§ TASK TO COMPLETE:
Could you copy every line from the material below in which "structure" appears?

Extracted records
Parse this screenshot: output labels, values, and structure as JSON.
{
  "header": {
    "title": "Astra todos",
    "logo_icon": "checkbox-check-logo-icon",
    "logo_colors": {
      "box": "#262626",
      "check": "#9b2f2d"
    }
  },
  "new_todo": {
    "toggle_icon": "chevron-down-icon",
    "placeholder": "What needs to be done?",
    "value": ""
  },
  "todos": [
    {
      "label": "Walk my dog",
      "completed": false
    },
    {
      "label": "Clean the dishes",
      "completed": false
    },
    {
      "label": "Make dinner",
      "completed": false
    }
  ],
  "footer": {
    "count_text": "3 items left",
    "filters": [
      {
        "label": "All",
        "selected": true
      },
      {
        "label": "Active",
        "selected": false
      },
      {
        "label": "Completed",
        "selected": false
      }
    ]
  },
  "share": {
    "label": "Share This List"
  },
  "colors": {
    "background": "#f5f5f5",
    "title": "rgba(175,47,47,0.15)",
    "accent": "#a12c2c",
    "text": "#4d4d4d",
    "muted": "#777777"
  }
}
...
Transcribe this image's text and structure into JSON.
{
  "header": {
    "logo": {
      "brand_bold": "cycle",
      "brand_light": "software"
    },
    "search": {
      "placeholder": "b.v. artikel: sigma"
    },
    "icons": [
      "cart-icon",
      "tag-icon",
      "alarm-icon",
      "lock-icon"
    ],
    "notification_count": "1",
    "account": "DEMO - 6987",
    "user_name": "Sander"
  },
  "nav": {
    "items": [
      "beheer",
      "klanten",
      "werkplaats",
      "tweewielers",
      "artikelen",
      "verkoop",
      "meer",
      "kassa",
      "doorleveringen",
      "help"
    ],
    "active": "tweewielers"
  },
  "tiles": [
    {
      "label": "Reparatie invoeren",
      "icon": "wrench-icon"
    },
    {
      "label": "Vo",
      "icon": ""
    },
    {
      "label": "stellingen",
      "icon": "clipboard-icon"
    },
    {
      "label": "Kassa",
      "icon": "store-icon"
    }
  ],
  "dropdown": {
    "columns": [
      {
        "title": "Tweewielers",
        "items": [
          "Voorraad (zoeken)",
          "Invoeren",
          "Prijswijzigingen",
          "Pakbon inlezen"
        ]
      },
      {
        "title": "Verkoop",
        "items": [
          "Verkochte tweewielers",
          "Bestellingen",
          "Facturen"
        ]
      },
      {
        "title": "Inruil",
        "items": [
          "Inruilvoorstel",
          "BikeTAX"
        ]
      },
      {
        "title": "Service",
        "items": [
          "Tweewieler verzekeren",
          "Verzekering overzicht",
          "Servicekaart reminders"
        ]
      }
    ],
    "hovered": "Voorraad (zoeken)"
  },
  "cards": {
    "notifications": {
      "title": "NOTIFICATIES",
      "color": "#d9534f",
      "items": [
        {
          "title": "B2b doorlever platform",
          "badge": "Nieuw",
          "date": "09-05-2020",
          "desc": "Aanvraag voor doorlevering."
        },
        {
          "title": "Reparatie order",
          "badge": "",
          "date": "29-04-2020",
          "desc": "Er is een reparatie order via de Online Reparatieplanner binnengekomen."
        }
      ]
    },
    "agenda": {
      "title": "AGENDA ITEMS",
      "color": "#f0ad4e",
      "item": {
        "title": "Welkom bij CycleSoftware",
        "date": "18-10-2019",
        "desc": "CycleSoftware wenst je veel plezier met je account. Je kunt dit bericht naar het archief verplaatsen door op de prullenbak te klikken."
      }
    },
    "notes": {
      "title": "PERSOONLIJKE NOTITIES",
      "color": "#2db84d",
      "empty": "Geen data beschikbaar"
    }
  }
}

§ FINAL RESULT:
Parse this screenshot: output labels, values, and structure as JSON.
Transcribe this image's text and structure into JSON.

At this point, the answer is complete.